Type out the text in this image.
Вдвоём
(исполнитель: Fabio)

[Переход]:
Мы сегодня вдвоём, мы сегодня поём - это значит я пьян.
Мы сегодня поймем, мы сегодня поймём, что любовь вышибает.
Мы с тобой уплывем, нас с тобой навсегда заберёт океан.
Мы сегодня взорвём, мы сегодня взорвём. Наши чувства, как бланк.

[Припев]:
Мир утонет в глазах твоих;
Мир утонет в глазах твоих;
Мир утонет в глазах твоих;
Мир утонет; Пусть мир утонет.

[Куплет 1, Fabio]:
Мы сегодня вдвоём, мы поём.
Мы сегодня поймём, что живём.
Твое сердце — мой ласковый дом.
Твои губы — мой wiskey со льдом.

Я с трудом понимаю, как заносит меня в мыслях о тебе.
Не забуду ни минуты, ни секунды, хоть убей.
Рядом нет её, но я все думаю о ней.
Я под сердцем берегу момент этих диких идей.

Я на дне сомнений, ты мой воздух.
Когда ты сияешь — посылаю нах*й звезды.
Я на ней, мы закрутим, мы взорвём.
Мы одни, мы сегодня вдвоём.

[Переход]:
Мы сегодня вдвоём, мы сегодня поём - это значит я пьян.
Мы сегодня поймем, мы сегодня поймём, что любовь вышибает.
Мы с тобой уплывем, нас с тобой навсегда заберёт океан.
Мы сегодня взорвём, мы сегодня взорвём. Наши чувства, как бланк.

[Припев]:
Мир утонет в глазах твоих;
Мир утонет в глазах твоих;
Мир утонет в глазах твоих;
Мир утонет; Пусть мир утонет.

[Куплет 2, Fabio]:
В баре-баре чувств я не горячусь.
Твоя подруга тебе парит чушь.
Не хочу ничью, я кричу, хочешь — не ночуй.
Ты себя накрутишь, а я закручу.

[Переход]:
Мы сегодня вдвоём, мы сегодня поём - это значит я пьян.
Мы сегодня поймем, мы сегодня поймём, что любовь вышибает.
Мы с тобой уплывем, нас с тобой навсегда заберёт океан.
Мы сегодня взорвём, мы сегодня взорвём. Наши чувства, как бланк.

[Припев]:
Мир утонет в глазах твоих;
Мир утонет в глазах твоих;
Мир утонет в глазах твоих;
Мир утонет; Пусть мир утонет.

GIVEN PROBLEM:
Retype the records in full. Keep every line identical to the original.

ANSWER:
Type out the text in this image.
Вдвоём
(исполнитель: Fabio)

[Переход]:
Мы сегодня вдвоём, мы сегодня поём - это значит я пьян.
Мы сегодня поймем, мы сегодня поймём, что любовь вышибает.
Мы с тобой уплывем, нас с тобой навсегда заберёт океан.
Мы сегодня взорвём, мы сегодня взорвём. Наши чувства, как бланк.

[Припев]:
Мир утонет в глазах твоих;
Мир утонет в глазах твоих;
Мир утонет в глазах твоих;
Мир утонет; Пусть мир утонет.

[Куплет 1, Fabio]:
Мы сегодня вдвоём, мы поём.
Мы сегодня поймём, что живём.
Твое сердце — мой ласковый дом.
Твои губы — мой wiskey со льдом.

Я с трудом понимаю, как заносит меня в мыслях о тебе.
Не забуду ни минуты, ни секунды, хоть убей.
Рядом нет её, но я все думаю о ней.
Я под сердцем берегу момент этих диких идей.

Я на дне сомнений, ты мой воздух.
Когда ты сияешь — посылаю нах*й звезды.
Я на ней, мы закрутим, мы взорвём.
Мы одни, мы сегодня вдвоём.

[Переход]:
Мы сегодня вдвоём, мы сегодня поём - это значит я пьян.
Мы сегодня поймем, мы сегодня поймём, что любовь вышибает.
Мы с тобой уплывем, нас с тобой навсегда заберёт океан.
Мы сегодня взорвём, мы сегодня взорвём. Наши чувства, как бланк.

[Припев]:
Мир утонет в глазах твоих;
Мир утонет в глазах твоих;
Мир утонет в глазах твоих;
Мир утонет; Пусть мир утонет.

[Куплет 2, Fabio]:
В баре-баре чувств я не горячусь.
Твоя подруга тебе парит чушь.
Не хочу ничью, я кричу, хочешь — не ночуй.
Ты себя накрутишь, а я закручу.

[Переход]:
Мы сегодня вдвоём, мы сегодня поём - это значит я пьян.
Мы сегодня поймем, мы сегодня поймём, что любовь вышибает.
Мы с тобой уплывем, нас с тобой навсегда заберёт океан.
Мы сегодня взорвём, мы сегодня взорвём. Наши чувства, как бланк.

[Припев]:
Мир утонет в глазах твоих;
Мир утонет в глазах твоих;
Мир утонет в глазах твоих;
Мир утонет; Пусть мир утонет.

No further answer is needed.